Records supplied >>

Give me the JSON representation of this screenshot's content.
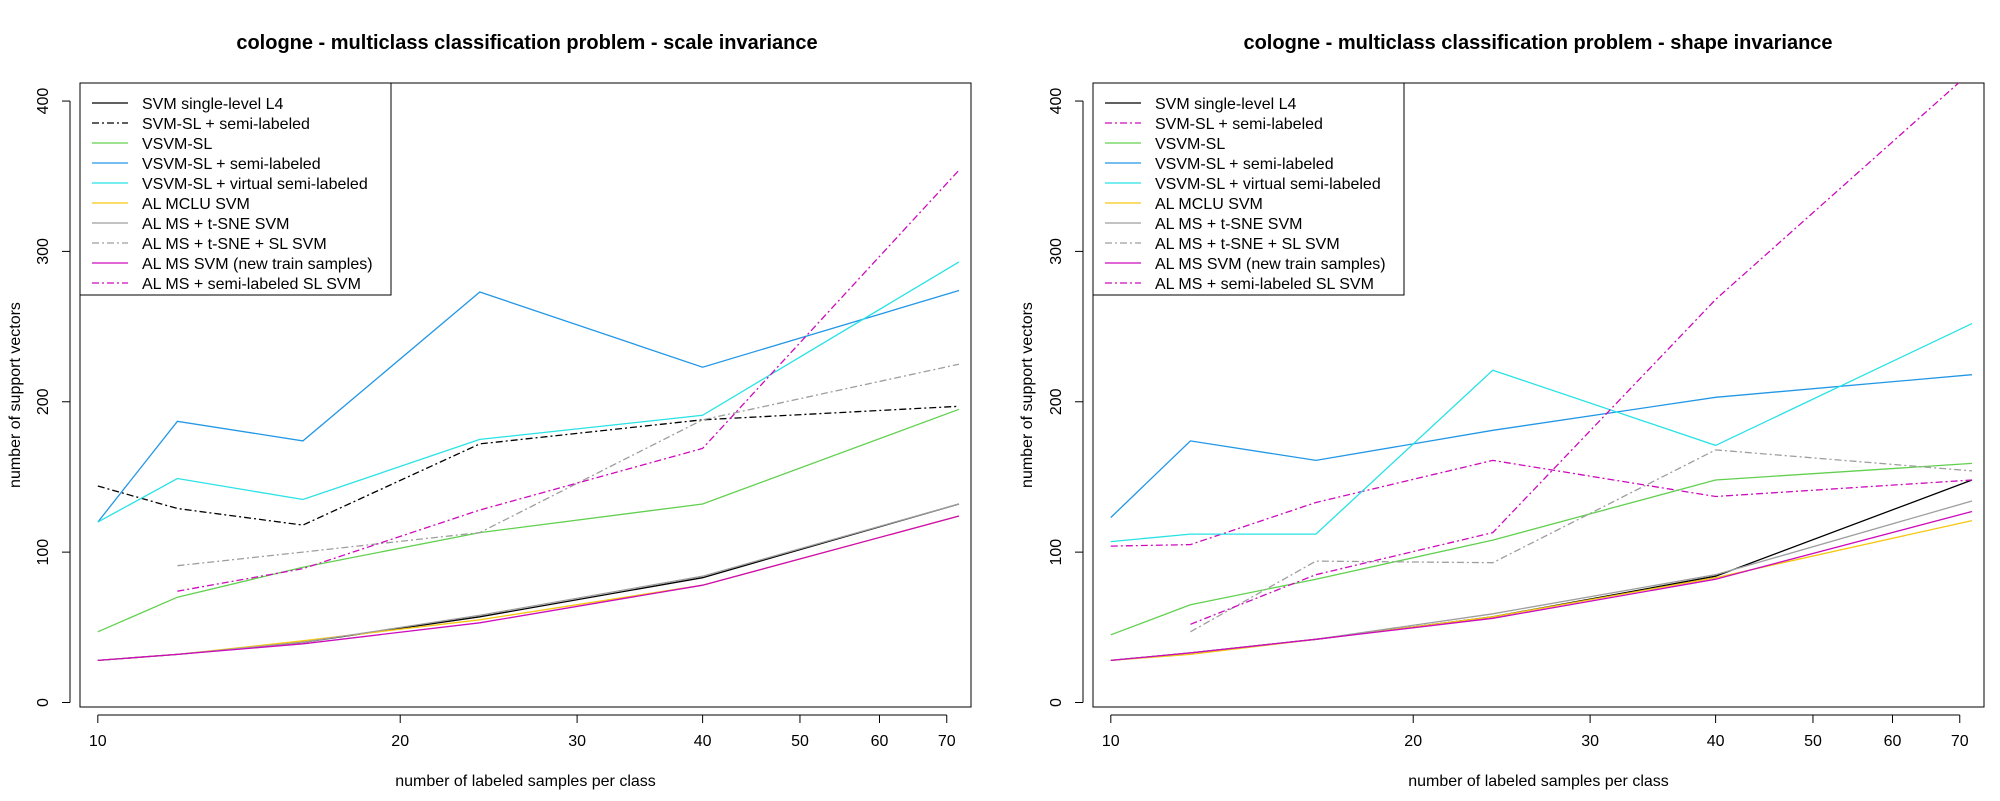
{
  "chart_data": [
    {
      "type": "line",
      "title": "cologne - multiclass classification problem - scale invariance",
      "xlabel": "number of labeled samples per class",
      "ylabel": "number of support vectors",
      "x_scale": "log",
      "xlim": [
        9.6,
        74
      ],
      "ylim": [
        -3,
        412
      ],
      "xticks": [
        10,
        20,
        30,
        40,
        50,
        60,
        70
      ],
      "yticks": [
        0,
        100,
        200,
        300,
        400
      ],
      "grid": false,
      "legend_position": "top-left",
      "series": [
        {
          "name": "SVM single-level L4",
          "color": "#000000",
          "dash": "solid",
          "x": [
            10,
            12,
            16,
            24,
            40,
            72
          ],
          "y": [
            28,
            32,
            40,
            57,
            83,
            132
          ]
        },
        {
          "name": "SVM-SL + semi-labeled",
          "color": "#000000",
          "dash": "dashdot",
          "x": [
            10,
            12,
            16,
            24,
            40,
            72
          ],
          "y": [
            144,
            129,
            118,
            172,
            188,
            197
          ]
        },
        {
          "name": "VSVM-SL",
          "color": "#61D04F",
          "dash": "solid",
          "x": [
            10,
            12,
            16,
            24,
            40,
            72
          ],
          "y": [
            47,
            70,
            90,
            113,
            132,
            195
          ]
        },
        {
          "name": "VSVM-SL + semi-labeled",
          "color": "#2297E6",
          "dash": "solid",
          "x": [
            10,
            12,
            16,
            24,
            40,
            72
          ],
          "y": [
            120,
            187,
            174,
            273,
            223,
            274
          ]
        },
        {
          "name": "VSVM-SL + virtual semi-labeled",
          "color": "#28E2E5",
          "dash": "solid",
          "x": [
            10,
            12,
            16,
            24,
            40,
            72
          ],
          "y": [
            120,
            149,
            135,
            175,
            191,
            293
          ]
        },
        {
          "name": "AL MCLU SVM",
          "color": "#F5C710",
          "dash": "solid",
          "x": [
            10,
            12,
            16,
            24,
            40,
            72
          ],
          "y": [
            28,
            32,
            41,
            55,
            78,
            124
          ]
        },
        {
          "name": "AL MS + t-SNE SVM",
          "color": "#9E9E9E",
          "dash": "solid",
          "x": [
            10,
            12,
            16,
            24,
            40,
            72
          ],
          "y": [
            28,
            32,
            40,
            58,
            84,
            132
          ]
        },
        {
          "name": "AL MS + t-SNE + SL SVM",
          "color": "#9E9E9E",
          "dash": "dashdot",
          "x": [
            12,
            16,
            24,
            40,
            72
          ],
          "y": [
            91,
            100,
            113,
            188,
            225
          ]
        },
        {
          "name": "AL MS SVM (new train samples)",
          "color": "#CD0BBC",
          "dash": "solid",
          "x": [
            10,
            12,
            16,
            24,
            40,
            72
          ],
          "y": [
            28,
            32,
            39,
            53,
            78,
            124
          ]
        },
        {
          "name": "AL MS + semi-labeled SL SVM",
          "color": "#CD0BBC",
          "dash": "dashdot",
          "x": [
            12,
            16,
            24,
            40,
            72
          ],
          "y": [
            74,
            89,
            128,
            169,
            354
          ]
        }
      ]
    },
    {
      "type": "line",
      "title": "cologne - multiclass classification problem - shape invariance",
      "xlabel": "number of labeled samples per class",
      "ylabel": "number of support vectors",
      "x_scale": "log",
      "xlim": [
        9.6,
        74
      ],
      "ylim": [
        -3,
        412
      ],
      "xticks": [
        10,
        20,
        30,
        40,
        50,
        60,
        70
      ],
      "yticks": [
        0,
        100,
        200,
        300,
        400
      ],
      "grid": false,
      "legend_position": "top-left",
      "series": [
        {
          "name": "SVM single-level L4",
          "color": "#000000",
          "dash": "solid",
          "x": [
            10,
            12,
            16,
            24,
            40,
            72
          ],
          "y": [
            28,
            33,
            42,
            57,
            84,
            148
          ]
        },
        {
          "name": "SVM-SL + semi-labeled",
          "color": "#CD0BBC",
          "dash": "dashdot",
          "x": [
            10,
            12,
            16,
            24,
            40,
            72
          ],
          "y": [
            104,
            105,
            133,
            161,
            137,
            148
          ]
        },
        {
          "name": "VSVM-SL",
          "color": "#61D04F",
          "dash": "solid",
          "x": [
            10,
            12,
            16,
            24,
            40,
            72
          ],
          "y": [
            45,
            65,
            82,
            108,
            148,
            159
          ]
        },
        {
          "name": "VSVM-SL + semi-labeled",
          "color": "#2297E6",
          "dash": "solid",
          "x": [
            10,
            12,
            16,
            24,
            40,
            72
          ],
          "y": [
            123,
            174,
            161,
            181,
            203,
            218
          ]
        },
        {
          "name": "VSVM-SL + virtual semi-labeled",
          "color": "#28E2E5",
          "dash": "solid",
          "x": [
            10,
            12,
            16,
            24,
            40,
            72
          ],
          "y": [
            107,
            112,
            112,
            221,
            171,
            252
          ]
        },
        {
          "name": "AL MCLU SVM",
          "color": "#F5C710",
          "dash": "solid",
          "x": [
            10,
            12,
            16,
            24,
            40,
            72
          ],
          "y": [
            28,
            32,
            42,
            57,
            83,
            121
          ]
        },
        {
          "name": "AL MS + t-SNE SVM",
          "color": "#9E9E9E",
          "dash": "solid",
          "x": [
            10,
            12,
            16,
            24,
            40,
            72
          ],
          "y": [
            28,
            33,
            42,
            59,
            85,
            134
          ]
        },
        {
          "name": "AL MS + t-SNE + SL SVM",
          "color": "#9E9E9E",
          "dash": "dashdot",
          "x": [
            12,
            16,
            24,
            40,
            72
          ],
          "y": [
            47,
            94,
            93,
            168,
            154
          ]
        },
        {
          "name": "AL MS SVM (new train samples)",
          "color": "#CD0BBC",
          "dash": "solid",
          "x": [
            10,
            12,
            16,
            24,
            40,
            72
          ],
          "y": [
            28,
            33,
            42,
            56,
            82,
            127
          ]
        },
        {
          "name": "AL MS + semi-labeled SL SVM",
          "color": "#CD0BBC",
          "dash": "dashdot",
          "x": [
            12,
            16,
            24,
            40,
            72
          ],
          "y": [
            52,
            85,
            113,
            268,
            420
          ]
        }
      ]
    }
  ]
}
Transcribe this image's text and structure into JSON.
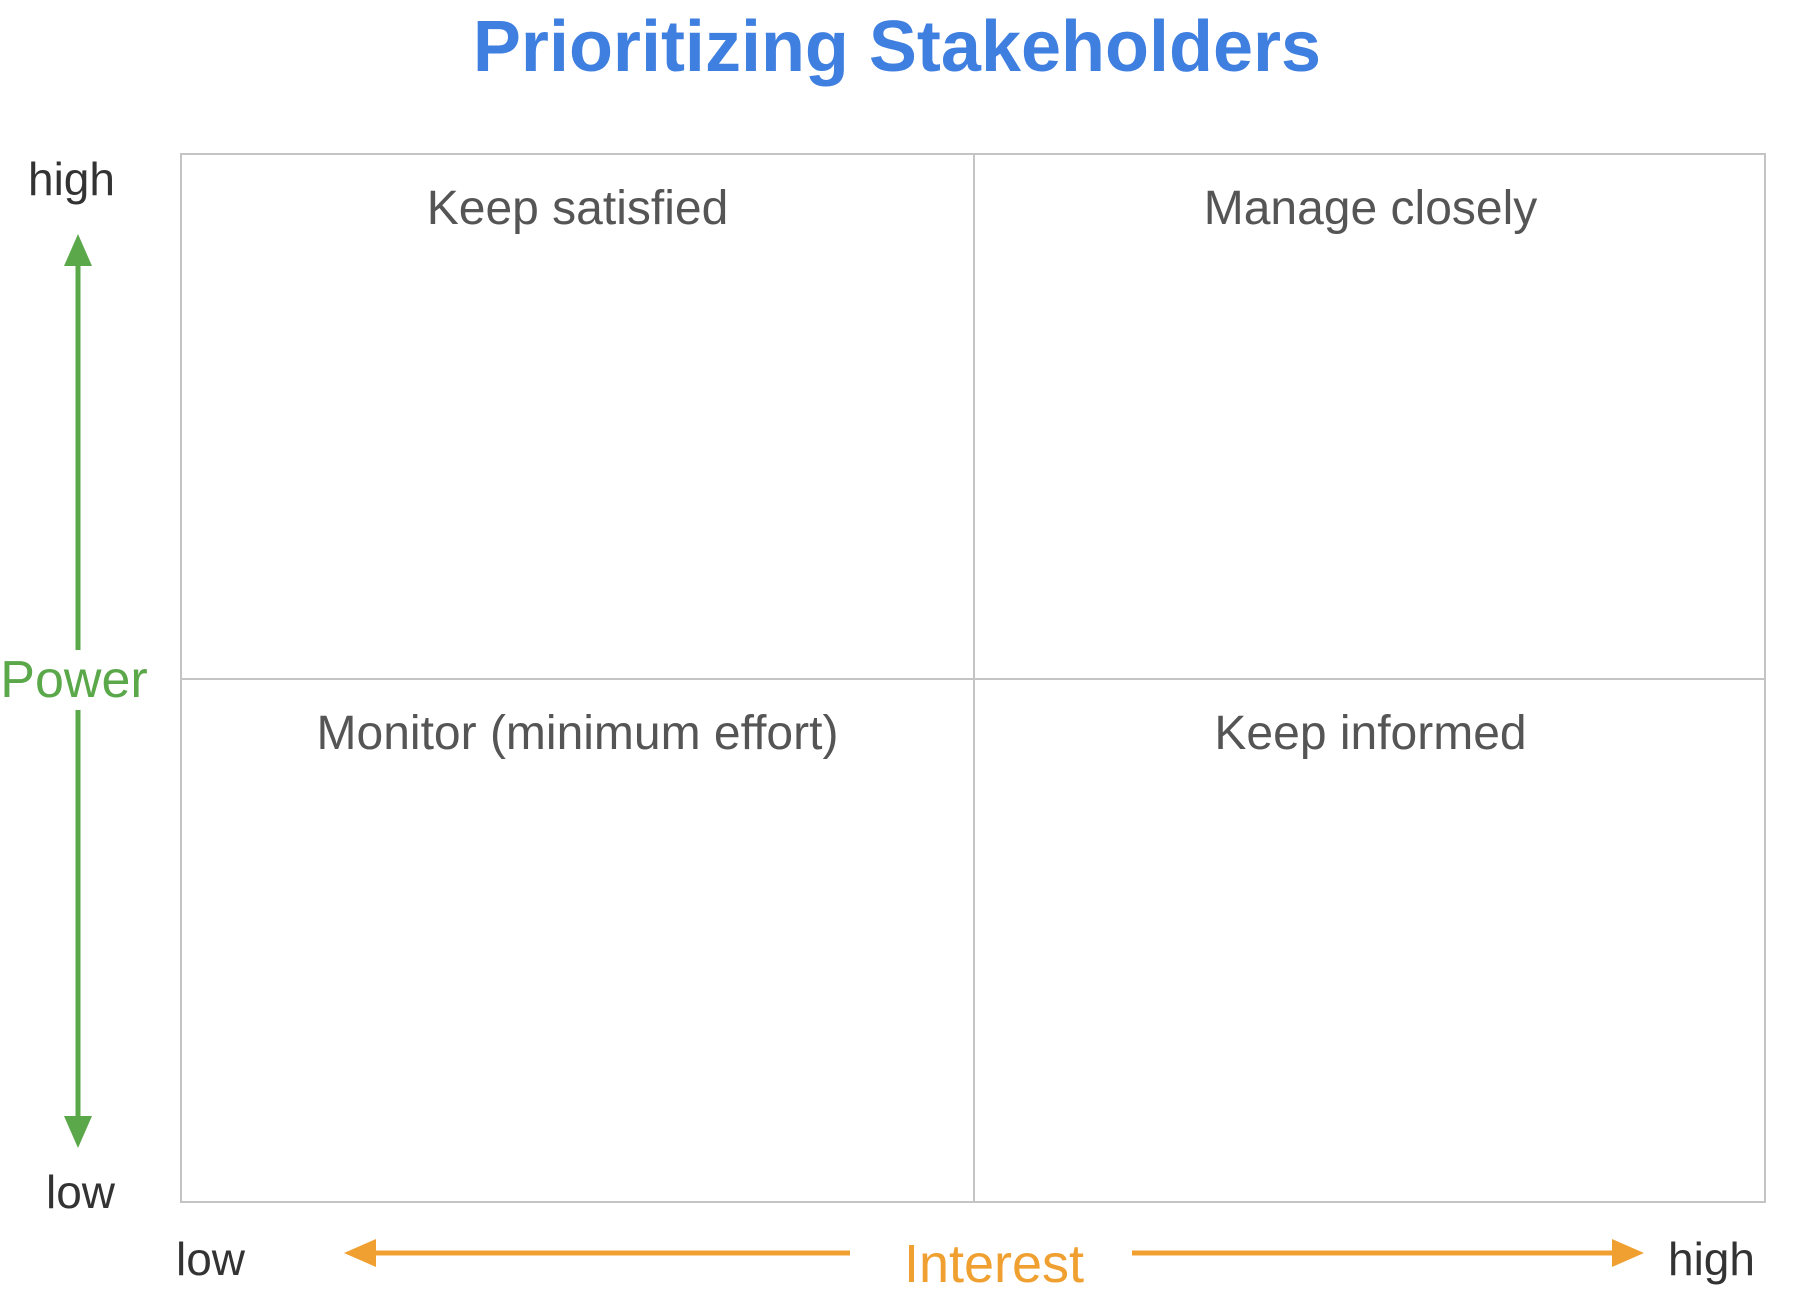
{
  "title": "Prioritizing Stakeholders",
  "y_axis": {
    "label": "Power",
    "high": "high",
    "low": "low",
    "color": "#5aa84a"
  },
  "x_axis": {
    "label": "Interest",
    "low": "low",
    "high": "high",
    "color": "#f0a030"
  },
  "quadrants": {
    "top_left": "Keep satisfied",
    "top_right": "Manage closely",
    "bottom_left": "Monitor (minimum effort)",
    "bottom_right": "Keep informed"
  },
  "colors": {
    "title": "#3f7fe0",
    "grid_line": "#c4c4c4",
    "quadrant_text": "#555555"
  }
}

Task requirements >>
Without the pictures, write out the whole listing above exactly as it appears.

Task output >>
Give me the JSON representation of this screenshot's content.
{
  "chart_data": [
    {
      "type": "line",
      "title": "cologne - multiclass classification problem - scale invariance",
      "xlabel": "number of labeled samples per class",
      "ylabel": "number of support vectors",
      "x_scale": "log",
      "xlim": [
        9.6,
        74
      ],
      "ylim": [
        -3,
        412
      ],
      "xticks": [
        10,
        20,
        30,
        40,
        50,
        60,
        70
      ],
      "yticks": [
        0,
        100,
        200,
        300,
        400
      ],
      "grid": false,
      "legend_position": "top-left",
      "series": [
        {
          "name": "SVM single-level L4",
          "color": "#000000",
          "dash": "solid",
          "x": [
            10,
            12,
            16,
            24,
            40,
            72
          ],
          "y": [
            28,
            32,
            40,
            57,
            83,
            132
          ]
        },
        {
          "name": "SVM-SL + semi-labeled",
          "color": "#000000",
          "dash": "dashdot",
          "x": [
            10,
            12,
            16,
            24,
            40,
            72
          ],
          "y": [
            144,
            129,
            118,
            172,
            188,
            197
          ]
        },
        {
          "name": "VSVM-SL",
          "color": "#61D04F",
          "dash": "solid",
          "x": [
            10,
            12,
            16,
            24,
            40,
            72
          ],
          "y": [
            47,
            70,
            90,
            113,
            132,
            195
          ]
        },
        {
          "name": "VSVM-SL + semi-labeled",
          "color": "#2297E6",
          "dash": "solid",
          "x": [
            10,
            12,
            16,
            24,
            40,
            72
          ],
          "y": [
            120,
            187,
            174,
            273,
            223,
            274
          ]
        },
        {
          "name": "VSVM-SL + virtual semi-labeled",
          "color": "#28E2E5",
          "dash": "solid",
          "x": [
            10,
            12,
            16,
            24,
            40,
            72
          ],
          "y": [
            120,
            149,
            135,
            175,
            191,
            293
          ]
        },
        {
          "name": "AL MCLU SVM",
          "color": "#F5C710",
          "dash": "solid",
          "x": [
            10,
            12,
            16,
            24,
            40,
            72
          ],
          "y": [
            28,
            32,
            41,
            55,
            78,
            124
          ]
        },
        {
          "name": "AL MS + t-SNE SVM",
          "color": "#9E9E9E",
          "dash": "solid",
          "x": [
            10,
            12,
            16,
            24,
            40,
            72
          ],
          "y": [
            28,
            32,
            40,
            58,
            84,
            132
          ]
        },
        {
          "name": "AL MS + t-SNE + SL SVM",
          "color": "#9E9E9E",
          "dash": "dashdot",
          "x": [
            12,
            16,
            24,
            40,
            72
          ],
          "y": [
            91,
            100,
            113,
            188,
            225
          ]
        },
        {
          "name": "AL MS SVM (new train samples)",
          "color": "#CD0BBC",
          "dash": "solid",
          "x": [
            10,
            12,
            16,
            24,
            40,
            72
          ],
          "y": [
            28,
            32,
            39,
            53,
            78,
            124
          ]
        },
        {
          "name": "AL MS + semi-labeled SL SVM",
          "color": "#CD0BBC",
          "dash": "dashdot",
          "x": [
            12,
            16,
            24,
            40,
            72
          ],
          "y": [
            74,
            89,
            128,
            169,
            354
          ]
        }
      ]
    },
    {
      "type": "line",
      "title": "cologne - multiclass classification problem - shape invariance",
      "xlabel": "number of labeled samples per class",
      "ylabel": "number of support vectors",
      "x_scale": "log",
      "xlim": [
        9.6,
        74
      ],
      "ylim": [
        -3,
        412
      ],
      "xticks": [
        10,
        20,
        30,
        40,
        50,
        60,
        70
      ],
      "yticks": [
        0,
        100,
        200,
        300,
        400
      ],
      "grid": false,
      "legend_position": "top-left",
      "series": [
        {
          "name": "SVM single-level L4",
          "color": "#000000",
          "dash": "solid",
          "x": [
            10,
            12,
            16,
            24,
            40,
            72
          ],
          "y": [
            28,
            33,
            42,
            57,
            84,
            148
          ]
        },
        {
          "name": "SVM-SL + semi-labeled",
          "color": "#CD0BBC",
          "dash": "dashdot",
          "x": [
            10,
            12,
            16,
            24,
            40,
            72
          ],
          "y": [
            104,
            105,
            133,
            161,
            137,
            148
          ]
        },
        {
          "name": "VSVM-SL",
          "color": "#61D04F",
          "dash": "solid",
          "x": [
            10,
            12,
            16,
            24,
            40,
            72
          ],
          "y": [
            45,
            65,
            82,
            108,
            148,
            159
          ]
        },
        {
          "name": "VSVM-SL + semi-labeled",
          "color": "#2297E6",
          "dash": "solid",
          "x": [
            10,
            12,
            16,
            24,
            40,
            72
          ],
          "y": [
            123,
            174,
            161,
            181,
            203,
            218
          ]
        },
        {
          "name": "VSVM-SL + virtual semi-labeled",
          "color": "#28E2E5",
          "dash": "solid",
          "x": [
            10,
            12,
            16,
            24,
            40,
            72
          ],
          "y": [
            107,
            112,
            112,
            221,
            171,
            252
          ]
        },
        {
          "name": "AL MCLU SVM",
          "color": "#F5C710",
          "dash": "solid",
          "x": [
            10,
            12,
            16,
            24,
            40,
            72
          ],
          "y": [
            28,
            32,
            42,
            57,
            83,
            121
          ]
        },
        {
          "name": "AL MS + t-SNE SVM",
          "color": "#9E9E9E",
          "dash": "solid",
          "x": [
            10,
            12,
            16,
            24,
            40,
            72
          ],
          "y": [
            28,
            33,
            42,
            59,
            85,
            134
          ]
        },
        {
          "name": "AL MS + t-SNE + SL SVM",
          "color": "#9E9E9E",
          "dash": "dashdot",
          "x": [
            12,
            16,
            24,
            40,
            72
          ],
          "y": [
            47,
            94,
            93,
            168,
            154
          ]
        },
        {
          "name": "AL MS SVM (new train samples)",
          "color": "#CD0BBC",
          "dash": "solid",
          "x": [
            10,
            12,
            16,
            24,
            40,
            72
          ],
          "y": [
            28,
            33,
            42,
            56,
            82,
            127
          ]
        },
        {
          "name": "AL MS + semi-labeled SL SVM",
          "color": "#CD0BBC",
          "dash": "dashdot",
          "x": [
            12,
            16,
            24,
            40,
            72
          ],
          "y": [
            52,
            85,
            113,
            268,
            420
          ]
        }
      ]
    }
  ]
}
Transcribe this image's text and structure into JSON.
{
  "title": "Prioritizing Stakeholders",
  "y_axis": {
    "label": "Power",
    "high": "high",
    "low": "low",
    "color": "#5aa84a"
  },
  "x_axis": {
    "label": "Interest",
    "low": "low",
    "high": "high",
    "color": "#f0a030"
  },
  "quadrants": {
    "top_left": "Keep satisfied",
    "top_right": "Manage closely",
    "bottom_left": "Monitor (minimum effort)",
    "bottom_right": "Keep informed"
  },
  "colors": {
    "title": "#3f7fe0",
    "grid_line": "#c4c4c4",
    "quadrant_text": "#555555"
  }
}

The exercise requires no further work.